## What is required
What is the number of lines holding the word "engagement"? Give that number alone.

BEGIN Material for this exercise

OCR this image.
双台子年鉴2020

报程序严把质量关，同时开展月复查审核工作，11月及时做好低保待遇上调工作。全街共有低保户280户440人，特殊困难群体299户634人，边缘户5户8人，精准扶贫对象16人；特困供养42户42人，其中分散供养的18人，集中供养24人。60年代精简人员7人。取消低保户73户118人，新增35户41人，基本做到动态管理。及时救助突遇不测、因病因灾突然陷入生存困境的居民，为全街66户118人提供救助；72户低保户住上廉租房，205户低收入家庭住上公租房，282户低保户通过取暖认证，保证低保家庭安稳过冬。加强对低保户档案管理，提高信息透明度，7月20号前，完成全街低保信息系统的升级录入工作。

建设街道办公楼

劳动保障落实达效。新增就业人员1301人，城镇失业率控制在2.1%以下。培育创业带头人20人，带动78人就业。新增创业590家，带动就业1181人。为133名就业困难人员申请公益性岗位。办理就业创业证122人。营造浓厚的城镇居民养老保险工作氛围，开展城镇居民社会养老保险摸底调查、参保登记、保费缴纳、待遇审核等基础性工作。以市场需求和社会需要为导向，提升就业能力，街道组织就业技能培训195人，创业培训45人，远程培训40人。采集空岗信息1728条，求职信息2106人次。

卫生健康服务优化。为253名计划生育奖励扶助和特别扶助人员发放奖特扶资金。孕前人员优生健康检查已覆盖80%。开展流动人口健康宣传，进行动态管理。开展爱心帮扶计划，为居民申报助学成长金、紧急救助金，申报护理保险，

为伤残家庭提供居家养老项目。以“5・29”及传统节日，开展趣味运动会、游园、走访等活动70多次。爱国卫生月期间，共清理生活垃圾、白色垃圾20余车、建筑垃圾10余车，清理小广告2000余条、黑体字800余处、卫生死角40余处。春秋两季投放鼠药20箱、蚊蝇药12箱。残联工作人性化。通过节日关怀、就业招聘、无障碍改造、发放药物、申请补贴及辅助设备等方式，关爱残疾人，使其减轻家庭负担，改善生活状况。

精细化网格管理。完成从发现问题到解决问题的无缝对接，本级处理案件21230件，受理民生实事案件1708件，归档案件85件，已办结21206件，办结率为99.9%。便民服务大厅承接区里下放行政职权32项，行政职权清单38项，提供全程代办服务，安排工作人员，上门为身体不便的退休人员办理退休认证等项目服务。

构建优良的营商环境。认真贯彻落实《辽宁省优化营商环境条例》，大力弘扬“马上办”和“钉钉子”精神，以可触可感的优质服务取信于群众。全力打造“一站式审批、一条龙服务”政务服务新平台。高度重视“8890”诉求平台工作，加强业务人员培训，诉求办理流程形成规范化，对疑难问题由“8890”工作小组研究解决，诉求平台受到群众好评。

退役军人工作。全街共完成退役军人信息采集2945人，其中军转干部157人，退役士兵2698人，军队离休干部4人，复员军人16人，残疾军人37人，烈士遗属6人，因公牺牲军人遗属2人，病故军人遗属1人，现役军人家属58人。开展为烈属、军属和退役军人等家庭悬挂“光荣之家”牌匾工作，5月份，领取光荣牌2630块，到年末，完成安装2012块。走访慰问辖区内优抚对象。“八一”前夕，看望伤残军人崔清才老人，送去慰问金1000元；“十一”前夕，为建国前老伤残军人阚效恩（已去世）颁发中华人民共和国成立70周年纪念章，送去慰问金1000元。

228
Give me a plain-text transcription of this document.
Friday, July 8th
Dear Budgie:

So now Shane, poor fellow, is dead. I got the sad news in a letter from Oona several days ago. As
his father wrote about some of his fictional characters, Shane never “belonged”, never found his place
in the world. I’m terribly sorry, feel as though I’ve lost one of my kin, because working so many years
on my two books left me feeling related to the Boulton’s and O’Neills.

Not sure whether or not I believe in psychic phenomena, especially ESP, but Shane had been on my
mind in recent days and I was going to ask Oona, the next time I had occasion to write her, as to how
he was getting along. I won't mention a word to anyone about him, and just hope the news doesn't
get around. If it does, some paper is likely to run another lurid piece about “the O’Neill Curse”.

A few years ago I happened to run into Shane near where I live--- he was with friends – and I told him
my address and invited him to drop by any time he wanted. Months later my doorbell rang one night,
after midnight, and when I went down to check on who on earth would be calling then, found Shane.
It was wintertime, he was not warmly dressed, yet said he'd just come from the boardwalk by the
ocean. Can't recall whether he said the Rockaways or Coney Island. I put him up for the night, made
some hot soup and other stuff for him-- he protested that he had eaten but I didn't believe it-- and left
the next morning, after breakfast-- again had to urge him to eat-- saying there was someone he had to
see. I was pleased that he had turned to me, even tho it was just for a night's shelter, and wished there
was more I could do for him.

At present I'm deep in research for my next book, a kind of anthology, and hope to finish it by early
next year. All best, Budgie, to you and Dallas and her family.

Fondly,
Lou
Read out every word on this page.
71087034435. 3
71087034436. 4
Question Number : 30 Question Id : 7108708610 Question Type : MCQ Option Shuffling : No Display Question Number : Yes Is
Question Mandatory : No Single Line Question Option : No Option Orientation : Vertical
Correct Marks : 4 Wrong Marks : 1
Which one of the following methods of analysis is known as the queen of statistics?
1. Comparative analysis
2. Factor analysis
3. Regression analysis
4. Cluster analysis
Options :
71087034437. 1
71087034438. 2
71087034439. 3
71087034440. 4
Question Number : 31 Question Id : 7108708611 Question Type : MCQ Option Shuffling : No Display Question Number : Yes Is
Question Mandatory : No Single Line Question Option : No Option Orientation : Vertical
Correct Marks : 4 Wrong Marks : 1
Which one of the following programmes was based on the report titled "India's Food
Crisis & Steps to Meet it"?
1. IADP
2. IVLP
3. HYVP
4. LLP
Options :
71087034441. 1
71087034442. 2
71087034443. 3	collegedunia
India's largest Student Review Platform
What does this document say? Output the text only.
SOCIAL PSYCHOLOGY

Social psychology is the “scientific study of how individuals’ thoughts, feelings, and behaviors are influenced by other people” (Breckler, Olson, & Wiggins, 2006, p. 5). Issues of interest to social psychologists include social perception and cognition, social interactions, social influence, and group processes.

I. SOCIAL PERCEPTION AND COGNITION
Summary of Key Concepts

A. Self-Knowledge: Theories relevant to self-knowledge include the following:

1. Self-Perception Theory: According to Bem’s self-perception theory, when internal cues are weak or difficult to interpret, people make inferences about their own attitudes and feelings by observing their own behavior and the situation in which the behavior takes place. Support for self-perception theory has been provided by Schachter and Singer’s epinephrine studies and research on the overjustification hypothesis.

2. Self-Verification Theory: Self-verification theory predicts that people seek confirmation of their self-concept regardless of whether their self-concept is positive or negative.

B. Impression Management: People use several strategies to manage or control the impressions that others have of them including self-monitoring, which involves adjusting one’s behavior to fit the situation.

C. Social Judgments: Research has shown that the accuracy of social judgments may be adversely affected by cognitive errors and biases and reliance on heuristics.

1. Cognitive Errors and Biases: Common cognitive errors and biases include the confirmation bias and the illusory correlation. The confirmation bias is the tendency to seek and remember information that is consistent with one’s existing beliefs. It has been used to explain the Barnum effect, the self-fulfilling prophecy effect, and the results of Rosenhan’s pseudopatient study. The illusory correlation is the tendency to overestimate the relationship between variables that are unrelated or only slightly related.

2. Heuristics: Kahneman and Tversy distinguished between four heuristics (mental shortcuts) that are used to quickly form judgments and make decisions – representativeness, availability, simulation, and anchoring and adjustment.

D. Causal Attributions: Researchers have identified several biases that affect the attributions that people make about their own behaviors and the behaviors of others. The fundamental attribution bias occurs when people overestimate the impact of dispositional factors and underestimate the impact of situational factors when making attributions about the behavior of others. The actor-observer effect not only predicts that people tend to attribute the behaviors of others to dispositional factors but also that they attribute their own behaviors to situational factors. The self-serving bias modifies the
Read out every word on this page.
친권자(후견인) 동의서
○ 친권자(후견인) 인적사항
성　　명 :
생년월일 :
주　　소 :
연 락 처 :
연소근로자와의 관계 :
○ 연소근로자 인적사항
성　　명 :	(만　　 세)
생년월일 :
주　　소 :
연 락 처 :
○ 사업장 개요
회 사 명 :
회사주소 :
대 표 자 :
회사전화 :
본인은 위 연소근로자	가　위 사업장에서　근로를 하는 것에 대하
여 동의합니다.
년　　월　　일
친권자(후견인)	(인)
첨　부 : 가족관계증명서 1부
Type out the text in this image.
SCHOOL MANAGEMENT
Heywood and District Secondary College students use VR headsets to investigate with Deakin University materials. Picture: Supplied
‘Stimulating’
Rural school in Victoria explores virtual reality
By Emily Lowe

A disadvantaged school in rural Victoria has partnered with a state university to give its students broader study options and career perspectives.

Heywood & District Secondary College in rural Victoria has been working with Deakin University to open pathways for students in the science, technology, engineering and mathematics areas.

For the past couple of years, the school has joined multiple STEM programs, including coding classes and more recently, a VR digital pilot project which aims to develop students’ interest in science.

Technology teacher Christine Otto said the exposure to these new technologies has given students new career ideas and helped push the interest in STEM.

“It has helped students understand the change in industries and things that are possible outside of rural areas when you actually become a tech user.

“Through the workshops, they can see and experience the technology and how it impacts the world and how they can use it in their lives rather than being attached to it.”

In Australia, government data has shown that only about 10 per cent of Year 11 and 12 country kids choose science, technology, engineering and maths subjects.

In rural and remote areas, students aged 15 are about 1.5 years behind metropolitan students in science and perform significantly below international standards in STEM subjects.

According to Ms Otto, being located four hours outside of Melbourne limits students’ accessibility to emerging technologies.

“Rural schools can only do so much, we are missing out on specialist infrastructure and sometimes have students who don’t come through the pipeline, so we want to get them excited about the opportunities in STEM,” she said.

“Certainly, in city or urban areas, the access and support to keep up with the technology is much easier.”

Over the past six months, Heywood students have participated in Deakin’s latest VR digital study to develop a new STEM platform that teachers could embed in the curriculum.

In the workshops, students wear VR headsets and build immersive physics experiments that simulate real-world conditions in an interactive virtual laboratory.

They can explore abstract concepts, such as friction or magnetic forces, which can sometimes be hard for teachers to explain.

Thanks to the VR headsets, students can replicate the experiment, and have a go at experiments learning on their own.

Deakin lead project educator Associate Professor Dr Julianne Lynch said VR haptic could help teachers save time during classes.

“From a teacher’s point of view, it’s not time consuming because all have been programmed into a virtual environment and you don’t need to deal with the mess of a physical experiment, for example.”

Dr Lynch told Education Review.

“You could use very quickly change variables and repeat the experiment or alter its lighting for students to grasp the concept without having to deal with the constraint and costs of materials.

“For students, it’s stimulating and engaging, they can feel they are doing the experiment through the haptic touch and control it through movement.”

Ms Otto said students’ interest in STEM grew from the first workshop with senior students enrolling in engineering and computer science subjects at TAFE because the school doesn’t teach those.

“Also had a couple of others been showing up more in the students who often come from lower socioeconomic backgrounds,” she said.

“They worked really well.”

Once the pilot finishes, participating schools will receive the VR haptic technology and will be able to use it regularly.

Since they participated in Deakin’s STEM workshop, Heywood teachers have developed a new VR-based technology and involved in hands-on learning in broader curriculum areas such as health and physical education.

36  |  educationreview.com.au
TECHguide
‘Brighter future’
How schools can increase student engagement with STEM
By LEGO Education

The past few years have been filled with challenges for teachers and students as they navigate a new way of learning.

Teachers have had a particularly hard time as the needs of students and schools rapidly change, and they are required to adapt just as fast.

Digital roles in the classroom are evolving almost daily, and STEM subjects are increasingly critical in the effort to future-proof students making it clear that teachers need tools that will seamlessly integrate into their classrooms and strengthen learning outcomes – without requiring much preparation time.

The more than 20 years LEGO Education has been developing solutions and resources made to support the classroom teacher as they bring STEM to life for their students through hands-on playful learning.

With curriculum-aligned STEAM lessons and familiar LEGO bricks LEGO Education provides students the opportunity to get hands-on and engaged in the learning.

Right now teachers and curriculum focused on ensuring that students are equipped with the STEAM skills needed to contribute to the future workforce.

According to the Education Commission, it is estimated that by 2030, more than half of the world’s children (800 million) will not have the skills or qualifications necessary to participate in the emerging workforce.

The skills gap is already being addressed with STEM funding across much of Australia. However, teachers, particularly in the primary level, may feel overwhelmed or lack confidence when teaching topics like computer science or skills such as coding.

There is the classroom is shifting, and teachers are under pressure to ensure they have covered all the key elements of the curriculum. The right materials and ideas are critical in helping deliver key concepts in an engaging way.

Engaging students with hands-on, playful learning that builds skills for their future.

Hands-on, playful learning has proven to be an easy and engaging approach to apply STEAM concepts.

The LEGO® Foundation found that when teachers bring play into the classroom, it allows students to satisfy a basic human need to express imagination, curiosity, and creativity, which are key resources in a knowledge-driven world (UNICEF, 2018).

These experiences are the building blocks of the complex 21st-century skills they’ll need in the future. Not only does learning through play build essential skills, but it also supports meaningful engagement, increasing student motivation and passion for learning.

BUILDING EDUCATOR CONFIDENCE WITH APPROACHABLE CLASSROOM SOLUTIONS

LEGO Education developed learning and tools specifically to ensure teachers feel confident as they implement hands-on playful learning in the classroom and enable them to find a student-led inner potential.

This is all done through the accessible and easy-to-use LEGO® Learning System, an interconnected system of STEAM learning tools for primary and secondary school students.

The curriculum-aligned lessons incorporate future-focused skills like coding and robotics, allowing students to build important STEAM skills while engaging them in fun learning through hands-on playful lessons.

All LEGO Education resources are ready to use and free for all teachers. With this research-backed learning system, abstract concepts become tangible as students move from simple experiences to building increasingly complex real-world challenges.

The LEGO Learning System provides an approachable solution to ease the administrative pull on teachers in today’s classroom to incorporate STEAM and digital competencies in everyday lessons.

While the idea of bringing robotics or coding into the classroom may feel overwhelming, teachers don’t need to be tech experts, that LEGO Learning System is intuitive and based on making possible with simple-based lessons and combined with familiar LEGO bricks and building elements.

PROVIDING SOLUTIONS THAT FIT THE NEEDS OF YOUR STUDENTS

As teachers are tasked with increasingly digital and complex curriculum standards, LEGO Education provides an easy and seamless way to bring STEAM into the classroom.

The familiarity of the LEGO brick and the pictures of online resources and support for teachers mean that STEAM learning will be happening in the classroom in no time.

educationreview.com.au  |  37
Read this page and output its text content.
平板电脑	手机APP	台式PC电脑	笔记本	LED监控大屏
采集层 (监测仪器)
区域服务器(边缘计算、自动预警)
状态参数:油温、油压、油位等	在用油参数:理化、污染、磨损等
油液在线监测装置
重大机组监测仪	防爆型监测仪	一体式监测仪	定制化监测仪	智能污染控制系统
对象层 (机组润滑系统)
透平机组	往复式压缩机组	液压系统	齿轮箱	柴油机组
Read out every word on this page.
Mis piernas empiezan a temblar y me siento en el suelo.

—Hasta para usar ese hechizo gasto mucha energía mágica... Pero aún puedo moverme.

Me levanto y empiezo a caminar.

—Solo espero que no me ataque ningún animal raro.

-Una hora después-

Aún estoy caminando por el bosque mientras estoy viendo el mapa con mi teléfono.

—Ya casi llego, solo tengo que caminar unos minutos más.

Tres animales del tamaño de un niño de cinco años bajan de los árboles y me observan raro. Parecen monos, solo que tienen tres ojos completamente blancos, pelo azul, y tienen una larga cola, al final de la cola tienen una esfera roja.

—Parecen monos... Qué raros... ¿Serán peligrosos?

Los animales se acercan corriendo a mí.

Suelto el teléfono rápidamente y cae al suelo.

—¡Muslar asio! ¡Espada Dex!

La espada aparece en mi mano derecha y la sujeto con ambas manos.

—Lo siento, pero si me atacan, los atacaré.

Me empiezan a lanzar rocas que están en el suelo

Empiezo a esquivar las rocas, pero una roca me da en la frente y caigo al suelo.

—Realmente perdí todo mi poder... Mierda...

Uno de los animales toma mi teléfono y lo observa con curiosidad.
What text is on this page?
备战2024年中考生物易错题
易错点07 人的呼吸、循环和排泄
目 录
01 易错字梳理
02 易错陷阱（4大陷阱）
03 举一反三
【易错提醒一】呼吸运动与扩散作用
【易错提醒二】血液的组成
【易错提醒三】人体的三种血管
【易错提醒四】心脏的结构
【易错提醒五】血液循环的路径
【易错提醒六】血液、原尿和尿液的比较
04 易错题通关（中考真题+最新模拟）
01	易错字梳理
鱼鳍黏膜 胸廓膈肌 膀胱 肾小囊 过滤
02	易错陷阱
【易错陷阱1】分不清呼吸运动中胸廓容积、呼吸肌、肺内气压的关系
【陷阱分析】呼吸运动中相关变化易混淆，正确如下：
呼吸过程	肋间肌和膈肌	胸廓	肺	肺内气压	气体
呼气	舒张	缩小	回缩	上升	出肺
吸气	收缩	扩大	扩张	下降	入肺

END Material for this exercise

## Full answer
2